══ Data supplied

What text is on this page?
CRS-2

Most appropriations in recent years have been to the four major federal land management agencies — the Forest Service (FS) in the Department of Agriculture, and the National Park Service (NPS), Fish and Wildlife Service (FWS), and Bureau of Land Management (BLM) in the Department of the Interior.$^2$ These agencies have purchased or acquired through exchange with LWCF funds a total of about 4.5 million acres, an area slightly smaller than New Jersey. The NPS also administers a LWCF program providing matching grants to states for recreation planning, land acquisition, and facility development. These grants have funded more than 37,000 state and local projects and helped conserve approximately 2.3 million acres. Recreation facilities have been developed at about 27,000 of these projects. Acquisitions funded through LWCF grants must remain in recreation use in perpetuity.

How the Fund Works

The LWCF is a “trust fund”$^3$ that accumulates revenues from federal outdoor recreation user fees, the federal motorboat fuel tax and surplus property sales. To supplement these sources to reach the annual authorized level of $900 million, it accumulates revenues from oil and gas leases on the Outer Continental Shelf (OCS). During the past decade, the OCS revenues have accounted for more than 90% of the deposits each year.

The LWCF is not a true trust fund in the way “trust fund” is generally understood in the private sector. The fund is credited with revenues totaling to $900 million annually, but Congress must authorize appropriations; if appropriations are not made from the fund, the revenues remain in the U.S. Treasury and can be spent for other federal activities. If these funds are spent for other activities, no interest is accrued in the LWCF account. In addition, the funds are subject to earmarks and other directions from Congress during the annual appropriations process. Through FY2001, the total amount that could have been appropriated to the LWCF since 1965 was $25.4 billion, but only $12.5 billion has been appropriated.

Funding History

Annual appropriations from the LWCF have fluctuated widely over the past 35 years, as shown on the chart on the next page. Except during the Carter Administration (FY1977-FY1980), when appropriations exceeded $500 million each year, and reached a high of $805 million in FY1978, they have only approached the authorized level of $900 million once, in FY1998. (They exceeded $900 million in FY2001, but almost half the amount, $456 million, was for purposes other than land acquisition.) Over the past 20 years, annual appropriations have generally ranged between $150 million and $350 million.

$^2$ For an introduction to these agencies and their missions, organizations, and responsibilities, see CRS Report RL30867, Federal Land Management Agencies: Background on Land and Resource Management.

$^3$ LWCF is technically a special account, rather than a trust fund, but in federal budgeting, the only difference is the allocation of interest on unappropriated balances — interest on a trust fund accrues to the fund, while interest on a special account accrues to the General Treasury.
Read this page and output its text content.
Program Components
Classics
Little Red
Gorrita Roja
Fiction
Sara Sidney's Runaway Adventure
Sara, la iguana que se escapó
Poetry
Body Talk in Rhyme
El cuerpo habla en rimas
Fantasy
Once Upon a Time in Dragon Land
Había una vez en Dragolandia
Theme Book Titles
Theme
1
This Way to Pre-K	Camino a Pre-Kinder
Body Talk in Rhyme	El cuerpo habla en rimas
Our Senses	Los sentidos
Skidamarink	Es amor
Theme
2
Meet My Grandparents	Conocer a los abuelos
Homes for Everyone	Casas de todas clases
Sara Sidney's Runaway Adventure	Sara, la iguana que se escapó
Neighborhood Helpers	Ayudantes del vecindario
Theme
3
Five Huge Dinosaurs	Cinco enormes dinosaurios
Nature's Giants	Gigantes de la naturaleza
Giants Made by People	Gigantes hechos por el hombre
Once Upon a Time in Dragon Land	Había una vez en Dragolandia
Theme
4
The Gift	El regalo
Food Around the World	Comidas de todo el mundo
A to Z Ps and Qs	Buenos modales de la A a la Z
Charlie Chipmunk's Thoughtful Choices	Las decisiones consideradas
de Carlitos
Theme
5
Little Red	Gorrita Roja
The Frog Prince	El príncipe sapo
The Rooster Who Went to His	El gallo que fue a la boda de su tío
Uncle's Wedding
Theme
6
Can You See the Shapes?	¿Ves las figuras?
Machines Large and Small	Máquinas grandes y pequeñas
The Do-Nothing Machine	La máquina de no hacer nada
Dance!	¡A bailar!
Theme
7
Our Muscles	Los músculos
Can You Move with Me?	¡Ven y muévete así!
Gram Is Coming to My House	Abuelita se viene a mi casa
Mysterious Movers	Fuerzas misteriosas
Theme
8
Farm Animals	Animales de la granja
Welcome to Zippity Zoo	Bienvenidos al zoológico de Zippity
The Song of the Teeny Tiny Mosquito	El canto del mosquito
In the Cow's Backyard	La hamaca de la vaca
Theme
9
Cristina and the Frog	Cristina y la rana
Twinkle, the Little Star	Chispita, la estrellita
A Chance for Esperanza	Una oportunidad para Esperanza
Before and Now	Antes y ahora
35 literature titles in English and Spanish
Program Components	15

════

**Problem details:**
Scan the material above for the string "authorized" and report each line where you find it.

**Response for this exercise:**
The LWCF is a “trust fund”$^3$ that accumulates revenues from federal outdoor recreation user fees, the federal motorboat fuel tax and surplus property sales. To supplement these sources to reach the annual authorized level of $900 million, it accumulates revenues from oil and gas leases on the Outer Continental Shelf (OCS). During the past decade, the OCS revenues have accounted for more than 90% of the deposits each year.
Annual appropriations from the LWCF have fluctuated widely over the past 35 years, as shown on the chart on the next page. Except during the Carter Administration (FY1977-FY1980), when appropriations exceeded $500 million each year, and reached a high of $805 million in FY1978, they have only approached the authorized level of $900 million once, in FY1998. (They exceeded $900 million in FY2001, but almost half the amount, $456 million, was for purposes other than land acquisition.) Over the past 20 years, annual appropriations have generally ranged between $150 million and $350 million.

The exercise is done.